═══ MATERIAL

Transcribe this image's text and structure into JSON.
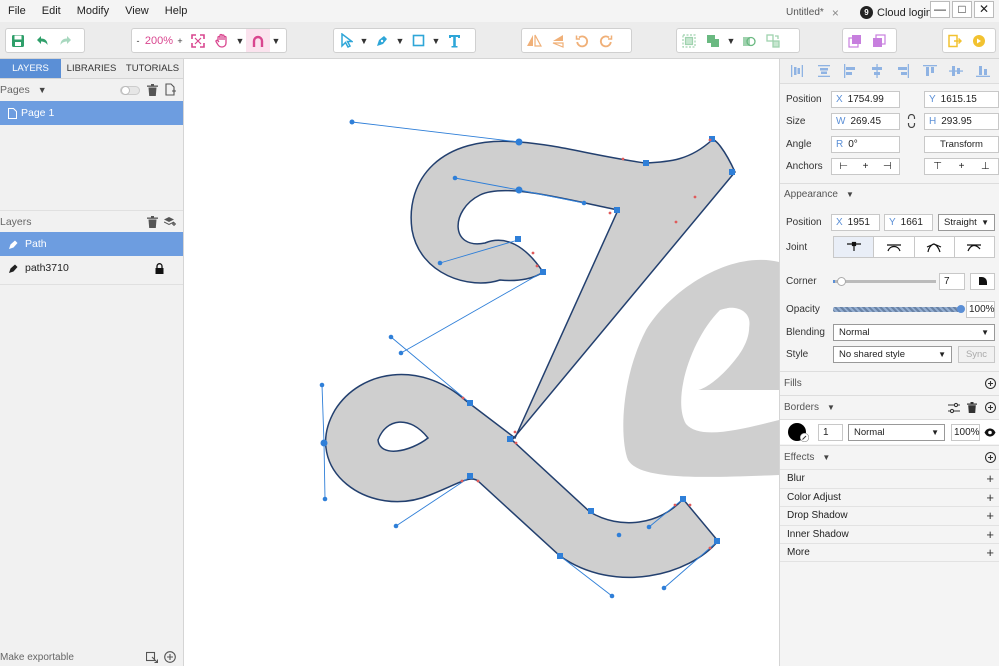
{
  "menubar": {
    "items": [
      "File",
      "Edit",
      "Modify",
      "View",
      "Help"
    ],
    "doc_tab": "Untitled*",
    "doc_close": "×",
    "cloud_login": "Cloud login",
    "cloud_badge": "9",
    "win_minimize": "—",
    "win_maximize": "□",
    "win_close": "✕"
  },
  "toolbar": {
    "zoom_minus": "-",
    "zoom_value": "200%",
    "zoom_plus": "+"
  },
  "left_panel": {
    "tabs": [
      "LAYERS",
      "LIBRARIES",
      "TUTORIALS"
    ],
    "pages_label": "Pages",
    "pages": [
      "Page 1"
    ],
    "layers_label": "Layers",
    "layers": [
      {
        "name": "Path",
        "selected": true
      },
      {
        "name": "path3710",
        "locked": true
      }
    ],
    "make_exportable": "Make exportable"
  },
  "inspector": {
    "position_label": "Position",
    "x_prefix": "X",
    "x": "1754.99",
    "y_prefix": "Y",
    "y": "1615.15",
    "size_label": "Size",
    "w_prefix": "W",
    "w": "269.45",
    "h_prefix": "H",
    "h": "293.95",
    "angle_label": "Angle",
    "r_prefix": "R",
    "angle": "0°",
    "transform_button": "Transform",
    "anchors_label": "Anchors",
    "appearance_label": "Appearance",
    "point_position_label": "Position",
    "px_prefix": "X",
    "px": "1951",
    "py_prefix": "Y",
    "py": "1661",
    "point_type": "Straight",
    "joint_label": "Joint",
    "corner_label": "Corner",
    "corner_value": "7",
    "corner_slider_fraction": 0.02,
    "opacity_label": "Opacity",
    "opacity_value": "100%",
    "opacity_fraction": 1.0,
    "blending_label": "Blending",
    "blending_value": "Normal",
    "style_label": "Style",
    "style_value": "No shared style",
    "sync_button": "Sync",
    "fills_label": "Fills",
    "borders_label": "Borders",
    "border_width": "1",
    "border_blend": "Normal",
    "border_opacity": "100%",
    "effects_label": "Effects",
    "effects": [
      "Blur",
      "Color Adjust",
      "Drop Shadow",
      "Inner Shadow",
      "More"
    ]
  },
  "colors": {
    "accent": "#5b8fd6",
    "selection_row": "#6d9de0",
    "shape_fill": "#cfcfcf",
    "path_stroke": "#23406f",
    "handle": "#2f7fd8",
    "zoom_pink": "#d9468f"
  }
}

══════

Restate each of the entries above word for word and skip every image.

• **RESULT OF THIS EXERCISE**:
Transcribe this image's text and structure into JSON.
{
  "menubar": {
    "items": [
      "File",
      "Edit",
      "Modify",
      "View",
      "Help"
    ],
    "doc_tab": "Untitled*",
    "doc_close": "×",
    "cloud_login": "Cloud login",
    "cloud_badge": "9",
    "win_minimize": "—",
    "win_maximize": "□",
    "win_close": "✕"
  },
  "toolbar": {
    "zoom_minus": "-",
    "zoom_value": "200%",
    "zoom_plus": "+"
  },
  "left_panel": {
    "tabs": [
      "LAYERS",
      "LIBRARIES",
      "TUTORIALS"
    ],
    "pages_label": "Pages",
    "pages": [
      "Page 1"
    ],
    "layers_label": "Layers",
    "layers": [
      {
        "name": "Path",
        "selected": true
      },
      {
        "name": "path3710",
        "locked": true
      }
    ],
    "make_exportable": "Make exportable"
  },
  "inspector": {
    "position_label": "Position",
    "x_prefix": "X",
    "x": "1754.99",
    "y_prefix": "Y",
    "y": "1615.15",
    "size_label": "Size",
    "w_prefix": "W",
    "w": "269.45",
    "h_prefix": "H",
    "h": "293.95",
    "angle_label": "Angle",
    "r_prefix": "R",
    "angle": "0°",
    "transform_button": "Transform",
    "anchors_label": "Anchors",
    "appearance_label": "Appearance",
    "point_position_label": "Position",
    "px_prefix": "X",
    "px": "1951",
    "py_prefix": "Y",
    "py": "1661",
    "point_type": "Straight",
    "joint_label": "Joint",
    "corner_label": "Corner",
    "corner_value": "7",
    "corner_slider_fraction": 0.02,
    "opacity_label": "Opacity",
    "opacity_value": "100%",
    "opacity_fraction": 1.0,
    "blending_label": "Blending",
    "blending_value": "Normal",
    "style_label": "Style",
    "style_value": "No shared style",
    "sync_button": "Sync",
    "fills_label": "Fills",
    "borders_label": "Borders",
    "border_width": "1",
    "border_blend": "Normal",
    "border_opacity": "100%",
    "effects_label": "Effects",
    "effects": [
      "Blur",
      "Color Adjust",
      "Drop Shadow",
      "Inner Shadow",
      "More"
    ]
  },
  "colors": {
    "accent": "#5b8fd6",
    "selection_row": "#6d9de0",
    "shape_fill": "#cfcfcf",
    "path_stroke": "#23406f",
    "handle": "#2f7fd8",
    "zoom_pink": "#d9468f"
  }
}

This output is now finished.